State only how many lines in the listing contain the string "microbial".

------------------------------------------------------------

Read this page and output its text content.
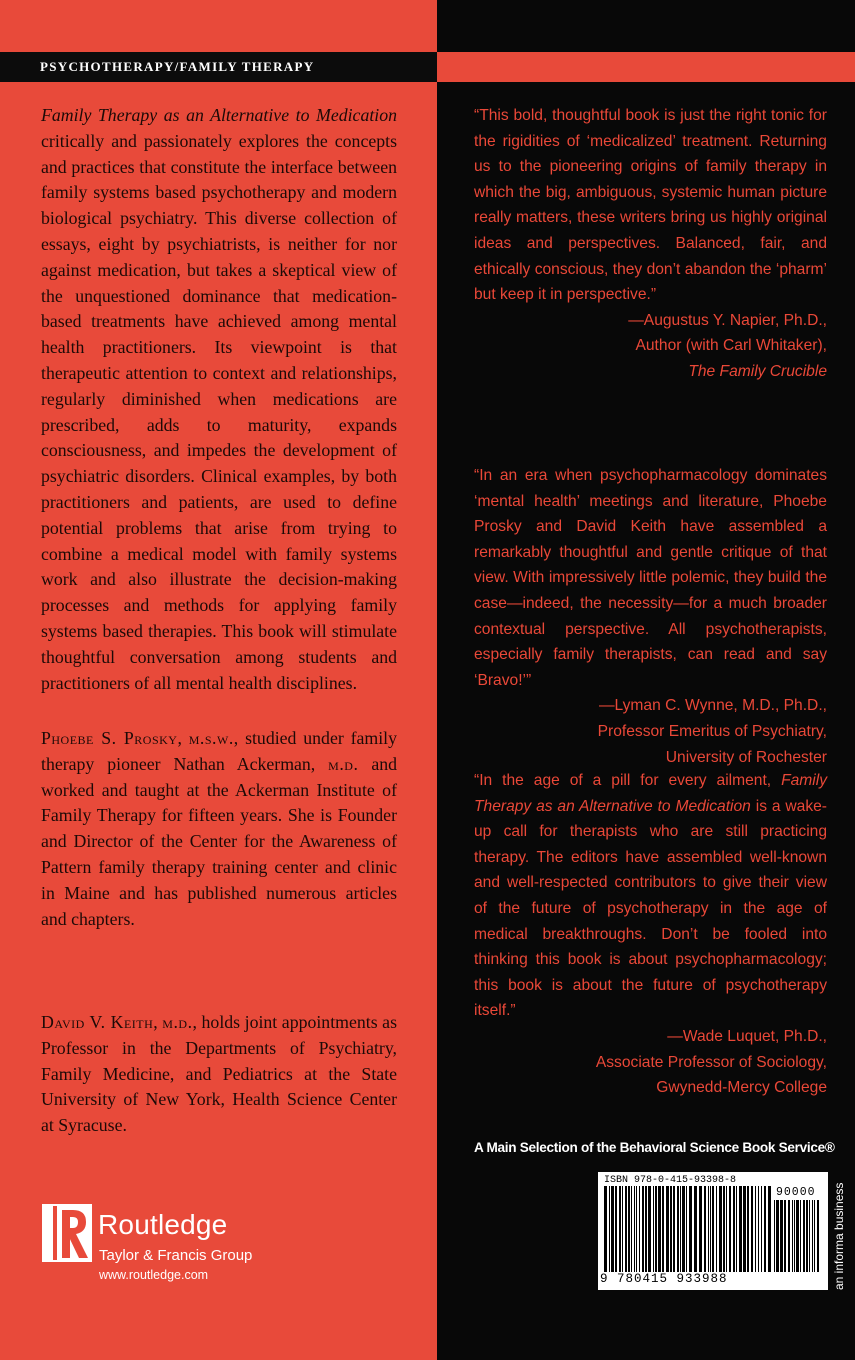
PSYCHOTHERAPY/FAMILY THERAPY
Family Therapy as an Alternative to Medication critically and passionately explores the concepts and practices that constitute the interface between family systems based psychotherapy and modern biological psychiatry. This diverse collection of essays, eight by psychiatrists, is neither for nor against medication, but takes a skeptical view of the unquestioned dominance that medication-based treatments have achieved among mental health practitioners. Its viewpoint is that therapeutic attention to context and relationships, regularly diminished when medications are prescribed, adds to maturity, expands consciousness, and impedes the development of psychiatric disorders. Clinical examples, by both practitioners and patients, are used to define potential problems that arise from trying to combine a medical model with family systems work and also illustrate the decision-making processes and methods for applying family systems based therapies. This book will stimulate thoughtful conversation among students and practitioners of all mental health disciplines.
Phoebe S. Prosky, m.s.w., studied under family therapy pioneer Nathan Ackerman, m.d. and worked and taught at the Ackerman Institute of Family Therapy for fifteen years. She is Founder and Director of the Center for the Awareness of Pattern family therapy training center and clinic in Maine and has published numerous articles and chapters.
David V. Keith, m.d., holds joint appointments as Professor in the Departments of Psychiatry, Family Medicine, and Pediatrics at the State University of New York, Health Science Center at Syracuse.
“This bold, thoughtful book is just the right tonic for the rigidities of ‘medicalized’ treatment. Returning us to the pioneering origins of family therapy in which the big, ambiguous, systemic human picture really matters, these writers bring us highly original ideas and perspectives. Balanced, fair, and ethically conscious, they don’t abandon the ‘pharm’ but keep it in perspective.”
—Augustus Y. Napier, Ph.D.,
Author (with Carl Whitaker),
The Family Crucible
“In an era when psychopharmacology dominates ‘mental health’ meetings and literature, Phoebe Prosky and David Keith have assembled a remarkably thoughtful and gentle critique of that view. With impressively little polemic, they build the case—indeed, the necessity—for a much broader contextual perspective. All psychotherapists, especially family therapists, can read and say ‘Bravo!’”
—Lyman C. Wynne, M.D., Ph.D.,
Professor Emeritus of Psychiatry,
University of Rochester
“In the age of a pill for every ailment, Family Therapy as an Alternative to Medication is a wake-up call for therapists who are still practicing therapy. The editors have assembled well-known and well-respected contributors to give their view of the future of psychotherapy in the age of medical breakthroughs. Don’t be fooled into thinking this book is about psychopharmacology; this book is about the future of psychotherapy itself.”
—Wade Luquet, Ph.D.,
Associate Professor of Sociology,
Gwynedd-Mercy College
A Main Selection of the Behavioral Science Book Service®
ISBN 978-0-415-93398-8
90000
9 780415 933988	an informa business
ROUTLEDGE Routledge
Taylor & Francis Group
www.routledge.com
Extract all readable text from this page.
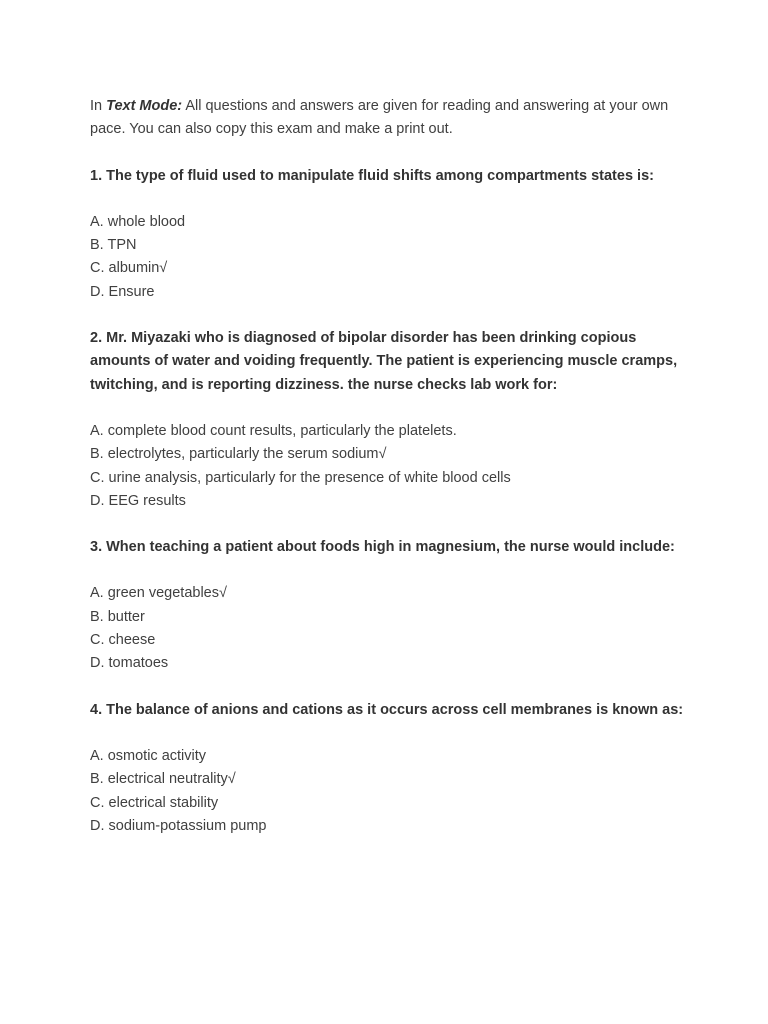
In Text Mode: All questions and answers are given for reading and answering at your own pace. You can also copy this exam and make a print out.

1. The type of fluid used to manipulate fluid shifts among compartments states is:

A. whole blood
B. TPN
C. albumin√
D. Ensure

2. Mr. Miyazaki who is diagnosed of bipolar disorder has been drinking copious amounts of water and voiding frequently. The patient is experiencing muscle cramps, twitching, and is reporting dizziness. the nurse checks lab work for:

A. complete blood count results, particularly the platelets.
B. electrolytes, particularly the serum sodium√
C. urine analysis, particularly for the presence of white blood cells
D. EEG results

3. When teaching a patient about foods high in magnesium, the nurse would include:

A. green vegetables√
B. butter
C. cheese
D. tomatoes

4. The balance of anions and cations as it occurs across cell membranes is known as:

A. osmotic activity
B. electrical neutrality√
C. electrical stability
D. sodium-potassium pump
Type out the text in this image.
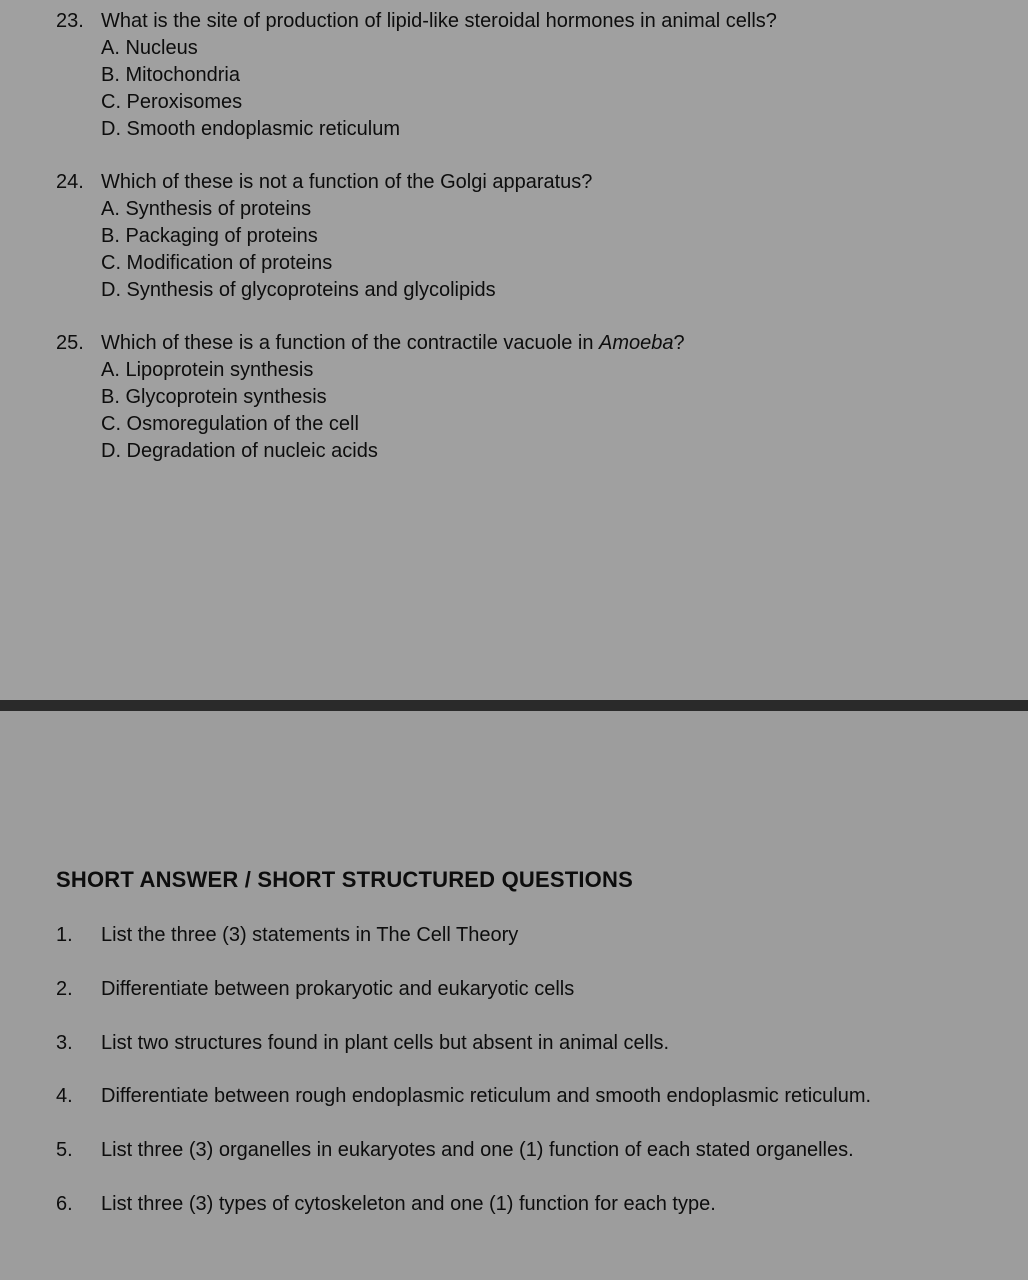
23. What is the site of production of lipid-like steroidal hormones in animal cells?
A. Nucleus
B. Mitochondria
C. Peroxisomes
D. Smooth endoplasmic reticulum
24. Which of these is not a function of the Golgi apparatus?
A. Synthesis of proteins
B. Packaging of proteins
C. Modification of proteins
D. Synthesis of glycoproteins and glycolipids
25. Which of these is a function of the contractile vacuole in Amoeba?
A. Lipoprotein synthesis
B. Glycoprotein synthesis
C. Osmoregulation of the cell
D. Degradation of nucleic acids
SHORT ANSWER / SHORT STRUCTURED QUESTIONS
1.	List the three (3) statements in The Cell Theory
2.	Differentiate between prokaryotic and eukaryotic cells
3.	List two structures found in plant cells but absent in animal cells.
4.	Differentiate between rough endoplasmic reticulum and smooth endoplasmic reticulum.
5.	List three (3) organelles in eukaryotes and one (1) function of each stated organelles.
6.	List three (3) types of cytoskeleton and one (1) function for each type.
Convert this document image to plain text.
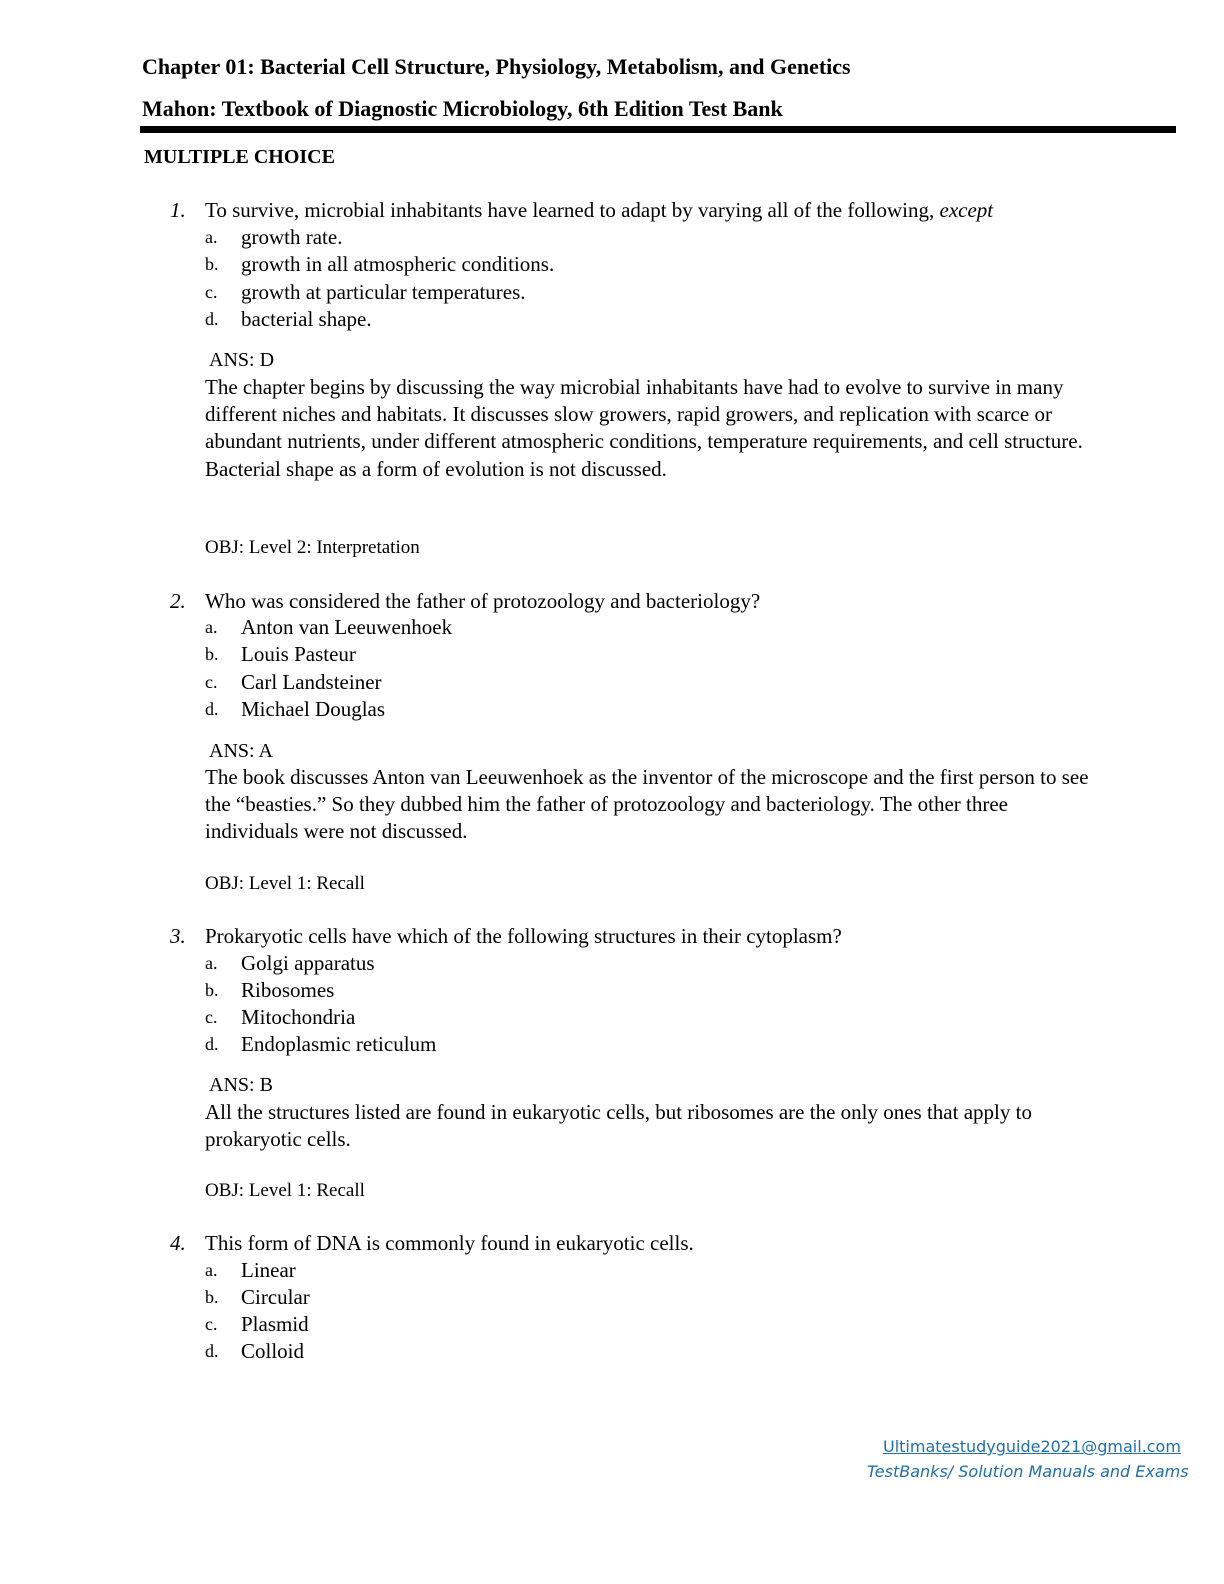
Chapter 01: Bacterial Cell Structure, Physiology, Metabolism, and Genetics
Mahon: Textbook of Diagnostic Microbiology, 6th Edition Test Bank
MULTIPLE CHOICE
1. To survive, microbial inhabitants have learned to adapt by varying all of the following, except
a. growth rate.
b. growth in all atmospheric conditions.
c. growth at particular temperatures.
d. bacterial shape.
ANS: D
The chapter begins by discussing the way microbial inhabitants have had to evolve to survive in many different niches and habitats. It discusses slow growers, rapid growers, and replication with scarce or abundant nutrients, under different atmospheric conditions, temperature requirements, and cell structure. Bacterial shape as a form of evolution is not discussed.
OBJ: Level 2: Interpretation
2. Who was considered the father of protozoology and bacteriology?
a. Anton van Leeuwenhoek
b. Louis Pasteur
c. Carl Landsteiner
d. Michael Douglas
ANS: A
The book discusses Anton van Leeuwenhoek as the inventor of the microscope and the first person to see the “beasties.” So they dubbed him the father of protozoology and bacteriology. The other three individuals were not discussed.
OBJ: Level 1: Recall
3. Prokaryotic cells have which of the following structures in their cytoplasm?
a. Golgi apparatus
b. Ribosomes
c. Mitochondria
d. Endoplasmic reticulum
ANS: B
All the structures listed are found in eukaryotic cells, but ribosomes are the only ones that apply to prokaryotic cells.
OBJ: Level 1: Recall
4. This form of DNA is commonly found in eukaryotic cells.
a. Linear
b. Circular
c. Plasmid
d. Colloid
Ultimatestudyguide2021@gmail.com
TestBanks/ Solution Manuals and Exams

------------------------------------------------------------

■ Response to the exercise
2